§ **PROMPT**
Copy all records verbatim.

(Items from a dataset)
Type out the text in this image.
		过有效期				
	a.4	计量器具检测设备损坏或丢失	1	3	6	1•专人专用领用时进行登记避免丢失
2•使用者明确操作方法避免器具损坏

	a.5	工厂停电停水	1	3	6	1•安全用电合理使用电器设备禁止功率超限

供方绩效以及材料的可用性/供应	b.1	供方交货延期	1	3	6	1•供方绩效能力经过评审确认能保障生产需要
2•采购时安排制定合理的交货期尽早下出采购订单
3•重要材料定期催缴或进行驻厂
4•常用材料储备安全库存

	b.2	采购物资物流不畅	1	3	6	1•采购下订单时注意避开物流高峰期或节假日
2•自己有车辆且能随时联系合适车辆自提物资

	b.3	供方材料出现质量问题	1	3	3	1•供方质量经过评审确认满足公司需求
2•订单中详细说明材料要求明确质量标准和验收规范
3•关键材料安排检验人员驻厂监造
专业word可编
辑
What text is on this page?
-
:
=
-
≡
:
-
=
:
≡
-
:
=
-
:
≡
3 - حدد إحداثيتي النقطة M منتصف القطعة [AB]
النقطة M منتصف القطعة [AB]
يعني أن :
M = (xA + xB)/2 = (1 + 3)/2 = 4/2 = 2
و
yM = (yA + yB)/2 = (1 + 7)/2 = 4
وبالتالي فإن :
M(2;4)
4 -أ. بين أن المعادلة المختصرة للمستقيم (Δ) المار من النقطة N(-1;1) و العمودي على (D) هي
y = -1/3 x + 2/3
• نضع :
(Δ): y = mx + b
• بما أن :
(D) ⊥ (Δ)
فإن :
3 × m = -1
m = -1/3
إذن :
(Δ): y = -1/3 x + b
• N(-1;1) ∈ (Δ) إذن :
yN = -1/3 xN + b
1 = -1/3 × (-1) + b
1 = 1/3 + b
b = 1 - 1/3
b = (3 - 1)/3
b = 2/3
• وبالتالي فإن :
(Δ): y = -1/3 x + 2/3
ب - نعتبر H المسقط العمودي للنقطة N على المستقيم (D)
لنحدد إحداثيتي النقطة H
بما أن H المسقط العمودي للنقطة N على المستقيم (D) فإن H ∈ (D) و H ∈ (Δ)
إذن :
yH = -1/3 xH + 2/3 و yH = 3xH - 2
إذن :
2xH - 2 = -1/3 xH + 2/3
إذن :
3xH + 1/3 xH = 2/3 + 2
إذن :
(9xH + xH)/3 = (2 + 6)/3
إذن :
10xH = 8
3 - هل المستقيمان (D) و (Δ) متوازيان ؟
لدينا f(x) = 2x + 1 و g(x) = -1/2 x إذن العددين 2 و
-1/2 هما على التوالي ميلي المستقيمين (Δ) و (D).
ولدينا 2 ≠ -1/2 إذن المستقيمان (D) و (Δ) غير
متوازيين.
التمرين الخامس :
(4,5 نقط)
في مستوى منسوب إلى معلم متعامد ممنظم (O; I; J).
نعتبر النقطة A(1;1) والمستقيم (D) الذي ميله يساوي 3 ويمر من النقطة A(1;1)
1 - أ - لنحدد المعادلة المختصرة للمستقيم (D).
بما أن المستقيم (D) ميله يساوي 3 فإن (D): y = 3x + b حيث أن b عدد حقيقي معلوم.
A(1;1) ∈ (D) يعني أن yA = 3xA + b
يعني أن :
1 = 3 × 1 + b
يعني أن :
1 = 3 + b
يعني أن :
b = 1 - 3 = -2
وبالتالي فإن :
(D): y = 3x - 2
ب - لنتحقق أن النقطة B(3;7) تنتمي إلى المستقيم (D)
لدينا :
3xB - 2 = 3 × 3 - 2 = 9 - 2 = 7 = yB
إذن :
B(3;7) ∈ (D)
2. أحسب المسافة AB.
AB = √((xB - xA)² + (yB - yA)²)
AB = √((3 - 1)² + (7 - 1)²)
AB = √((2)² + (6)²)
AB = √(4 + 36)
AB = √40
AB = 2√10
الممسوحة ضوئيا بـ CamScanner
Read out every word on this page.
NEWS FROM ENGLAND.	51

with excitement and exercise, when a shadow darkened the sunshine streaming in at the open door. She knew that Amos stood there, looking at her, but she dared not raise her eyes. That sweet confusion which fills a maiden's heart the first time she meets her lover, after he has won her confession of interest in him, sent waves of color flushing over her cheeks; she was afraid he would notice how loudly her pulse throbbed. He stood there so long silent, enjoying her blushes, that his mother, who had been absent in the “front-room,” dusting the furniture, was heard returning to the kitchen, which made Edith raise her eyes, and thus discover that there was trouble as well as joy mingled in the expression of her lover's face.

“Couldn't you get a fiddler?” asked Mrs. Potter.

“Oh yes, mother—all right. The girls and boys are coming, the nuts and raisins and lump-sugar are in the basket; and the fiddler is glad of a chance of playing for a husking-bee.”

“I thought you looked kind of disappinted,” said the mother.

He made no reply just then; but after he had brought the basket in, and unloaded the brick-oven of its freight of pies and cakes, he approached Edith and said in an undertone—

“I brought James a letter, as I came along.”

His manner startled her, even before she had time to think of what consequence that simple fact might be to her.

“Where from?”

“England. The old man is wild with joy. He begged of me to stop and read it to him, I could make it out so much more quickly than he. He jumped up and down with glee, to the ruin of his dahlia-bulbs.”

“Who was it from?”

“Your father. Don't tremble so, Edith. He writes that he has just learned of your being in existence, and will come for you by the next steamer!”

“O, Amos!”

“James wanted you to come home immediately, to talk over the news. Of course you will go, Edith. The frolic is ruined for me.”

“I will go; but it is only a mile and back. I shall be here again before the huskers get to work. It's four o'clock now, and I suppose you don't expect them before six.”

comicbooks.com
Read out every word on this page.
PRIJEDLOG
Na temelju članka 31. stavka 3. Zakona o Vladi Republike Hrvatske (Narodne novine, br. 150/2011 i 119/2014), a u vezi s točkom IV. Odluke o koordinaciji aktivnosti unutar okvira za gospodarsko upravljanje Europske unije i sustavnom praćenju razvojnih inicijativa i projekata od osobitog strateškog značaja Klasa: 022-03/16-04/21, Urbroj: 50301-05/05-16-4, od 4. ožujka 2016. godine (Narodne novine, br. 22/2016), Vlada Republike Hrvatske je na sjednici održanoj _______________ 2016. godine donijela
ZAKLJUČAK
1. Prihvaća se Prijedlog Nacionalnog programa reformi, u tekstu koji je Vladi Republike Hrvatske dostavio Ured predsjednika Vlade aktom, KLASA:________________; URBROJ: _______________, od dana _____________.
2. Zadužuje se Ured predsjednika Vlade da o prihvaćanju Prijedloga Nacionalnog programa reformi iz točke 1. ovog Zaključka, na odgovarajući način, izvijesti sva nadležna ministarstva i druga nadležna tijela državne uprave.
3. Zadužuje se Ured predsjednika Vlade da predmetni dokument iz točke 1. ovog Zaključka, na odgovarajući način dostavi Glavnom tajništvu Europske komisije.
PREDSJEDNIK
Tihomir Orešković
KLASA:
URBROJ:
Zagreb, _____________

§ **RESULT FOR THIS TASK**
Type out the text in this image.
		过有效期				
	a.4	计量器具检测设备损坏或丢失	1	3	6	1•专人专用领用时进行登记避免丢失
2•使用者明确操作方法避免器具损坏

	a.5	工厂停电停水	1	3	6	1•安全用电合理使用电器设备禁止功率超限

供方绩效以及材料的可用性/供应	b.1	供方交货延期	1	3	6	1•供方绩效能力经过评审确认能保障生产需要
2•采购时安排制定合理的交货期尽早下出采购订单
3•重要材料定期催缴或进行驻厂
4•常用材料储备安全库存

	b.2	采购物资物流不畅	1	3	6	1•采购下订单时注意避开物流高峰期或节假日
2•自己有车辆且能随时联系合适车辆自提物资

	b.3	供方材料出现质量问题	1	3	3	1•供方质量经过评审确认满足公司需求
2•订单中详细说明材料要求明确质量标准和验收规范
3•关键材料安排检验人员驻厂监造
专业word可编
辑
What text is on this page?
-
:
=
-
≡
:
-
=
:
≡
-
:
=
-
:
≡
3 - حدد إحداثيتي النقطة M منتصف القطعة [AB]
النقطة M منتصف القطعة [AB]
يعني أن :
M = (xA + xB)/2 = (1 + 3)/2 = 4/2 = 2
و
yM = (yA + yB)/2 = (1 + 7)/2 = 4
وبالتالي فإن :
M(2;4)
4 -أ. بين أن المعادلة المختصرة للمستقيم (Δ) المار من النقطة N(-1;1) و العمودي على (D) هي
y = -1/3 x + 2/3
• نضع :
(Δ): y = mx + b
• بما أن :
(D) ⊥ (Δ)
فإن :
3 × m = -1
m = -1/3
إذن :
(Δ): y = -1/3 x + b
• N(-1;1) ∈ (Δ) إذن :
yN = -1/3 xN + b
1 = -1/3 × (-1) + b
1 = 1/3 + b
b = 1 - 1/3
b = (3 - 1)/3
b = 2/3
• وبالتالي فإن :
(Δ): y = -1/3 x + 2/3
ب - نعتبر H المسقط العمودي للنقطة N على المستقيم (D)
لنحدد إحداثيتي النقطة H
بما أن H المسقط العمودي للنقطة N على المستقيم (D) فإن H ∈ (D) و H ∈ (Δ)
إذن :
yH = -1/3 xH + 2/3 و yH = 3xH - 2
إذن :
2xH - 2 = -1/3 xH + 2/3
إذن :
3xH + 1/3 xH = 2/3 + 2
إذن :
(9xH + xH)/3 = (2 + 6)/3
إذن :
10xH = 8
3 - هل المستقيمان (D) و (Δ) متوازيان ؟
لدينا f(x) = 2x + 1 و g(x) = -1/2 x إذن العددين 2 و
-1/2 هما على التوالي ميلي المستقيمين (Δ) و (D).
ولدينا 2 ≠ -1/2 إذن المستقيمان (D) و (Δ) غير
متوازيين.
التمرين الخامس :
(4,5 نقط)
في مستوى منسوب إلى معلم متعامد ممنظم (O; I; J).
نعتبر النقطة A(1;1) والمستقيم (D) الذي ميله يساوي 3 ويمر من النقطة A(1;1)
1 - أ - لنحدد المعادلة المختصرة للمستقيم (D).
بما أن المستقيم (D) ميله يساوي 3 فإن (D): y = 3x + b حيث أن b عدد حقيقي معلوم.
A(1;1) ∈ (D) يعني أن yA = 3xA + b
يعني أن :
1 = 3 × 1 + b
يعني أن :
1 = 3 + b
يعني أن :
b = 1 - 3 = -2
وبالتالي فإن :
(D): y = 3x - 2
ب - لنتحقق أن النقطة B(3;7) تنتمي إلى المستقيم (D)
لدينا :
3xB - 2 = 3 × 3 - 2 = 9 - 2 = 7 = yB
إذن :
B(3;7) ∈ (D)
2. أحسب المسافة AB.
AB = √((xB - xA)² + (yB - yA)²)
AB = √((3 - 1)² + (7 - 1)²)
AB = √((2)² + (6)²)
AB = √(4 + 36)
AB = √40
AB = 2√10
الممسوحة ضوئيا بـ CamScanner
Read out every word on this page.
NEWS FROM ENGLAND.	51

with excitement and exercise, when a shadow darkened the sunshine streaming in at the open door. She knew that Amos stood there, looking at her, but she dared not raise her eyes. That sweet confusion which fills a maiden's heart the first time she meets her lover, after he has won her confession of interest in him, sent waves of color flushing over her cheeks; she was afraid he would notice how loudly her pulse throbbed. He stood there so long silent, enjoying her blushes, that his mother, who had been absent in the “front-room,” dusting the furniture, was heard returning to the kitchen, which made Edith raise her eyes, and thus discover that there was trouble as well as joy mingled in the expression of her lover's face.

“Couldn't you get a fiddler?” asked Mrs. Potter.

“Oh yes, mother—all right. The girls and boys are coming, the nuts and raisins and lump-sugar are in the basket; and the fiddler is glad of a chance of playing for a husking-bee.”

“I thought you looked kind of disappinted,” said the mother.

He made no reply just then; but after he had brought the basket in, and unloaded the brick-oven of its freight of pies and cakes, he approached Edith and said in an undertone—

“I brought James a letter, as I came along.”

His manner startled her, even before she had time to think of what consequence that simple fact might be to her.

“Where from?”

“England. The old man is wild with joy. He begged of me to stop and read it to him, I could make it out so much more quickly than he. He jumped up and down with glee, to the ruin of his dahlia-bulbs.”

“Who was it from?”

“Your father. Don't tremble so, Edith. He writes that he has just learned of your being in existence, and will come for you by the next steamer!”

“O, Amos!”

“James wanted you to come home immediately, to talk over the news. Of course you will go, Edith. The frolic is ruined for me.”

“I will go; but it is only a mile and back. I shall be here again before the huskers get to work. It's four o'clock now, and I suppose you don't expect them before six.”

comicbooks.com
Read out every word on this page.
PRIJEDLOG
Na temelju članka 31. stavka 3. Zakona o Vladi Republike Hrvatske (Narodne novine, br. 150/2011 i 119/2014), a u vezi s točkom IV. Odluke o koordinaciji aktivnosti unutar okvira za gospodarsko upravljanje Europske unije i sustavnom praćenju razvojnih inicijativa i projekata od osobitog strateškog značaja Klasa: 022-03/16-04/21, Urbroj: 50301-05/05-16-4, od 4. ožujka 2016. godine (Narodne novine, br. 22/2016), Vlada Republike Hrvatske je na sjednici održanoj _______________ 2016. godine donijela
ZAKLJUČAK
1. Prihvaća se Prijedlog Nacionalnog programa reformi, u tekstu koji je Vladi Republike Hrvatske dostavio Ured predsjednika Vlade aktom, KLASA:________________; URBROJ: _______________, od dana _____________.
2. Zadužuje se Ured predsjednika Vlade da o prihvaćanju Prijedloga Nacionalnog programa reformi iz točke 1. ovog Zaključka, na odgovarajući način, izvijesti sva nadležna ministarstva i druga nadležna tijela državne uprave.
3. Zadužuje se Ured predsjednika Vlade da predmetni dokument iz točke 1. ovog Zaključka, na odgovarajući način dostavi Glavnom tajništvu Europske komisije.
PREDSJEDNIK
Tihomir Orešković
KLASA:
URBROJ:
Zagreb, _____________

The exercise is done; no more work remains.